══ Data shown ══
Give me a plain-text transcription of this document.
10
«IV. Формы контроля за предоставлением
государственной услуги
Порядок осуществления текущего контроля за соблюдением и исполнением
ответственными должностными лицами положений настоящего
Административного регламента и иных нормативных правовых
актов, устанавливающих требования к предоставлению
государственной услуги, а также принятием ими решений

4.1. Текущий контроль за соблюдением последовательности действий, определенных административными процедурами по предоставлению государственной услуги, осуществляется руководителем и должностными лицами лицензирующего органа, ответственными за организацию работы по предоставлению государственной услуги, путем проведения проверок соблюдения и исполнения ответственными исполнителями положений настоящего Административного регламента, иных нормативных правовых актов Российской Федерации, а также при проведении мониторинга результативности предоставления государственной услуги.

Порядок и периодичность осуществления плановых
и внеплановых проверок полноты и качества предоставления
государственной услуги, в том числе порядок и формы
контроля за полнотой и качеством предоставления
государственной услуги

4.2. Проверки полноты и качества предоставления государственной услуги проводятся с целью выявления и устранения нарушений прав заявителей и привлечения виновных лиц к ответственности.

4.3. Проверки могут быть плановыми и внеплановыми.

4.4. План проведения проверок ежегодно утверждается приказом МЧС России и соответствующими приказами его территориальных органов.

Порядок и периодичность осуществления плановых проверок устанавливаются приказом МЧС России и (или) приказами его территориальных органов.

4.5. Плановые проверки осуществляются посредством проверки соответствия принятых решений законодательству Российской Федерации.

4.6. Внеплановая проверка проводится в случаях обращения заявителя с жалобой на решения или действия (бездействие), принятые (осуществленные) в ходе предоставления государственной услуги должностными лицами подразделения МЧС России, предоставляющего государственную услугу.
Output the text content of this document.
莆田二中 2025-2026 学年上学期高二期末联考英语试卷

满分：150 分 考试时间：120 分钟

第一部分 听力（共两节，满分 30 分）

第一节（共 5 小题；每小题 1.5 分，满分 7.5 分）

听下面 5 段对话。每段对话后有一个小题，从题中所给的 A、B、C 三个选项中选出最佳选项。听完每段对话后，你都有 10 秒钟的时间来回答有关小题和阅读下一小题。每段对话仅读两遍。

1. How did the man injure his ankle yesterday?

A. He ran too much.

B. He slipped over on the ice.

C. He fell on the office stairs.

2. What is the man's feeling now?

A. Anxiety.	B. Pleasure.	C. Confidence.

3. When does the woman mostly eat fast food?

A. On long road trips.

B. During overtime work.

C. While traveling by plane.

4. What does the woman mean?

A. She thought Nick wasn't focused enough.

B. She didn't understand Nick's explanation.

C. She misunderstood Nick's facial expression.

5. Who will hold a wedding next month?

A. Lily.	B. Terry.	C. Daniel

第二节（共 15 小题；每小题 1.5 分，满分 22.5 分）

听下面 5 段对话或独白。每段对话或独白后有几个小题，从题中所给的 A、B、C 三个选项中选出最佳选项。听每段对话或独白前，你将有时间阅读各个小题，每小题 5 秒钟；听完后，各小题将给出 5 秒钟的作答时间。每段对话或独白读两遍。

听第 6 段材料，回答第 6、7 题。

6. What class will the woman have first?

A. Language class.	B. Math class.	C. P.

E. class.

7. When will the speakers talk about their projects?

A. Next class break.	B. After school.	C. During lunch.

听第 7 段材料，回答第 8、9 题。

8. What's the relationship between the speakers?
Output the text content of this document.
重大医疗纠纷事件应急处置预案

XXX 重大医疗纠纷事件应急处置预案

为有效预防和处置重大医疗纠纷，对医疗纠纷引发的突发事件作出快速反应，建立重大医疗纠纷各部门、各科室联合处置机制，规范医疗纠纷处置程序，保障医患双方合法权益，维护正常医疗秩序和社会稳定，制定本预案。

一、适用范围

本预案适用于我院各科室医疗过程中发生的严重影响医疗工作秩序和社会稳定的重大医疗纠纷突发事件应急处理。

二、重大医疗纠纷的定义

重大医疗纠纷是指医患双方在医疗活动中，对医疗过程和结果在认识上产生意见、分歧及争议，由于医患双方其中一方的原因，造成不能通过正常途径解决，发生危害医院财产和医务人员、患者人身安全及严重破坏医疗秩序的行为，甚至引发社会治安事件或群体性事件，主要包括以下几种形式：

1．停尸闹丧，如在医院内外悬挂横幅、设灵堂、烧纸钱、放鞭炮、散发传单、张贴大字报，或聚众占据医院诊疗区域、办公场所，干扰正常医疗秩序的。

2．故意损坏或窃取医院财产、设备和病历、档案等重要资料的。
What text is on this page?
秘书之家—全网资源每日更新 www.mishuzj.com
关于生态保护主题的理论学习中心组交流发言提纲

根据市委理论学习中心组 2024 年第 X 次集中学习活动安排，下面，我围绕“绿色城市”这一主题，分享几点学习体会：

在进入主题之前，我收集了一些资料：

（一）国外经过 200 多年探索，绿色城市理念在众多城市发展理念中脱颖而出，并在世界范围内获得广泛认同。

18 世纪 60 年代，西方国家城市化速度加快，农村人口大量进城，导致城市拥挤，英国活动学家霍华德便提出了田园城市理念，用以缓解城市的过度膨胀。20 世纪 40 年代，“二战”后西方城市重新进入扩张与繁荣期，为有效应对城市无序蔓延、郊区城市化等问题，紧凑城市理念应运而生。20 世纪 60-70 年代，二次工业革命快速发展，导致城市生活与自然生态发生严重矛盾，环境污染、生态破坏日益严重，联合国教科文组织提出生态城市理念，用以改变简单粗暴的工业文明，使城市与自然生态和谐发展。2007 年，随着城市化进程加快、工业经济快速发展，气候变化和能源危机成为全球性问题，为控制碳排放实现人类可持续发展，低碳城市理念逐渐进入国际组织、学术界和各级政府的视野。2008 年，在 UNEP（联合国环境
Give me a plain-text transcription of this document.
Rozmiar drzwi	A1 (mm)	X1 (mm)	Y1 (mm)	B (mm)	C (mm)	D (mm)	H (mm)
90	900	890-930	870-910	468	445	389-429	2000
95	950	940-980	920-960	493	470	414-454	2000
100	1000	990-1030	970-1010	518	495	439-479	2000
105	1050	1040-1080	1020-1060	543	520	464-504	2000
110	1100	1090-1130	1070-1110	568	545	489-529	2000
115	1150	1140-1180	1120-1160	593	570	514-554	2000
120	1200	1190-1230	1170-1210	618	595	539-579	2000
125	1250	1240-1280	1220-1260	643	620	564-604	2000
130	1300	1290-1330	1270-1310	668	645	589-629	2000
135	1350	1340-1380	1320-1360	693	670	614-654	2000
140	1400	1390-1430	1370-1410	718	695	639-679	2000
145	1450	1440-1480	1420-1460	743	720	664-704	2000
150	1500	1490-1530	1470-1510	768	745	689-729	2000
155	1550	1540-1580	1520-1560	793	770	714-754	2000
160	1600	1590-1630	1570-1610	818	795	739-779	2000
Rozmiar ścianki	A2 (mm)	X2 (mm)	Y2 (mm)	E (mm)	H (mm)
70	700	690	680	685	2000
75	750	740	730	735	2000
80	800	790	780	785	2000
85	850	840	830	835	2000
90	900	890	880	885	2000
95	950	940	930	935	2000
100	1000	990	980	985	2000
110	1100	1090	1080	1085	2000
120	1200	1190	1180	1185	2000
═══
Filter the listing for the word "三个选项中选出最佳选项" and copy every line that holds it.

听下面 5 段对话。每段对话后有一个小题，从题中所给的 A、B、C 三个选项中选出最佳选项。听完每段对话后，你都有 10 秒钟的时间来回答有关小题和阅读下一小题。每段对话仅读两遍。
听下面 5 段对话或独白。每段对话或独白后有几个小题，从题中所给的 A、B、C 三个选项中选出最佳选项。听每段对话或独白前，你将有时间阅读各个小题，每小题 5 秒钟；听完后，各小题将给出 5 秒钟的作答时间。每段对话或独白读两遍。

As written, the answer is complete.